— START —
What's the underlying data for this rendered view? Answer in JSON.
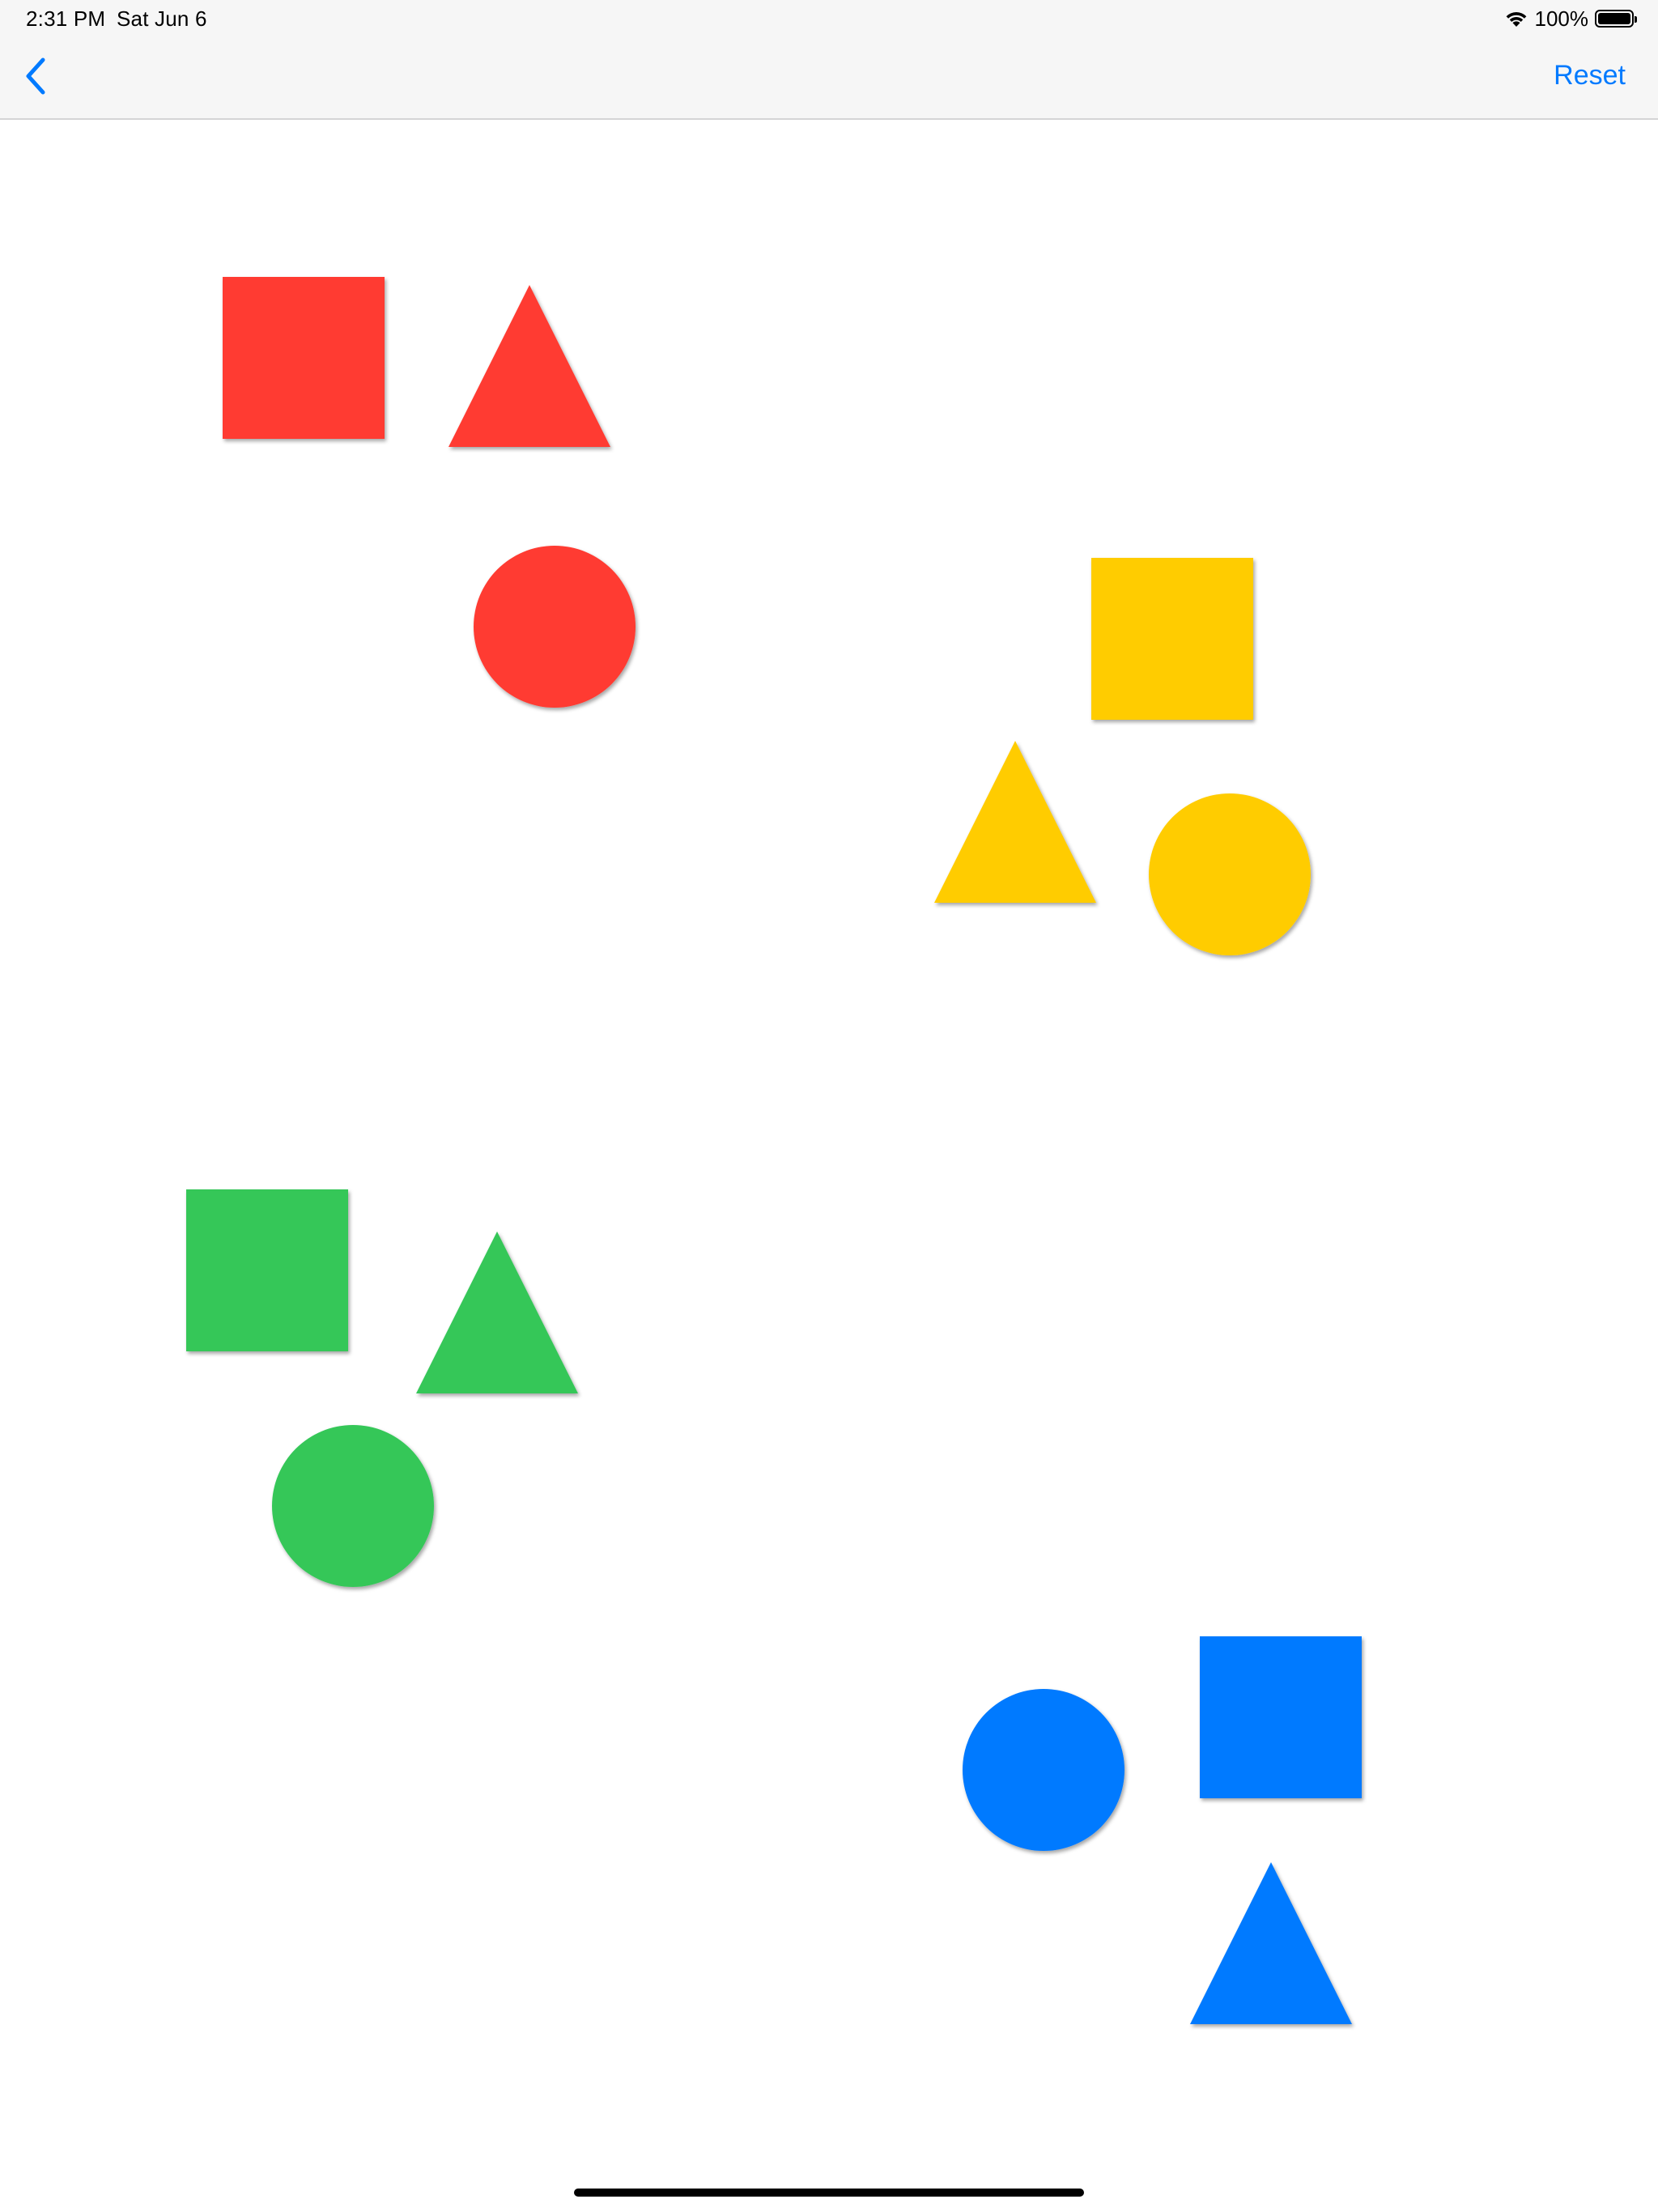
{
  "status_bar": {
    "time": "2:31 PM",
    "date": "Sat Jun 6",
    "battery_percent": "100%",
    "battery_level": 1.0,
    "wifi_icon": "wifi-icon",
    "battery_icon": "battery-icon"
  },
  "nav_bar": {
    "back_icon": "chevron-left-icon",
    "reset_label": "Reset"
  },
  "colors": {
    "red": "#ff3b30",
    "yellow": "#ffcc00",
    "green": "#34c759",
    "blue": "#007aff",
    "tint": "#007aff"
  },
  "shapes": [
    {
      "name": "red-square-shape",
      "kind": "square",
      "color": "red"
    },
    {
      "name": "red-triangle-shape",
      "kind": "triangle",
      "color": "red"
    },
    {
      "name": "red-circle-shape",
      "kind": "circle",
      "color": "red"
    },
    {
      "name": "yellow-square-shape",
      "kind": "square",
      "color": "yellow"
    },
    {
      "name": "yellow-triangle-shape",
      "kind": "triangle",
      "color": "yellow"
    },
    {
      "name": "yellow-circle-shape",
      "kind": "circle",
      "color": "yellow"
    },
    {
      "name": "green-square-shape",
      "kind": "square",
      "color": "green"
    },
    {
      "name": "green-triangle-shape",
      "kind": "triangle",
      "color": "green"
    },
    {
      "name": "green-circle-shape",
      "kind": "circle",
      "color": "green"
    },
    {
      "name": "blue-circle-shape",
      "kind": "circle",
      "color": "blue"
    },
    {
      "name": "blue-square-shape",
      "kind": "square",
      "color": "blue"
    },
    {
      "name": "blue-triangle-shape",
      "kind": "triangle",
      "color": "blue"
    }
  ]
}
— END —
→ **SET PROBLEM**: Repeat each entry above word for word, leaving every picture out.

→ **SOLUTION TO THIS TASK**:
What's the underlying data for this rendered view? Answer in JSON.
{
  "status_bar": {
    "time": "2:31 PM",
    "date": "Sat Jun 6",
    "battery_percent": "100%",
    "battery_level": 1.0,
    "wifi_icon": "wifi-icon",
    "battery_icon": "battery-icon"
  },
  "nav_bar": {
    "back_icon": "chevron-left-icon",
    "reset_label": "Reset"
  },
  "colors": {
    "red": "#ff3b30",
    "yellow": "#ffcc00",
    "green": "#34c759",
    "blue": "#007aff",
    "tint": "#007aff"
  },
  "shapes": [
    {
      "name": "red-square-shape",
      "kind": "square",
      "color": "red"
    },
    {
      "name": "red-triangle-shape",
      "kind": "triangle",
      "color": "red"
    },
    {
      "name": "red-circle-shape",
      "kind": "circle",
      "color": "red"
    },
    {
      "name": "yellow-square-shape",
      "kind": "square",
      "color": "yellow"
    },
    {
      "name": "yellow-triangle-shape",
      "kind": "triangle",
      "color": "yellow"
    },
    {
      "name": "yellow-circle-shape",
      "kind": "circle",
      "color": "yellow"
    },
    {
      "name": "green-square-shape",
      "kind": "square",
      "color": "green"
    },
    {
      "name": "green-triangle-shape",
      "kind": "triangle",
      "color": "green"
    },
    {
      "name": "green-circle-shape",
      "kind": "circle",
      "color": "green"
    },
    {
      "name": "blue-circle-shape",
      "kind": "circle",
      "color": "blue"
    },
    {
      "name": "blue-square-shape",
      "kind": "square",
      "color": "blue"
    },
    {
      "name": "blue-triangle-shape",
      "kind": "triangle",
      "color": "blue"
    }
  ]
}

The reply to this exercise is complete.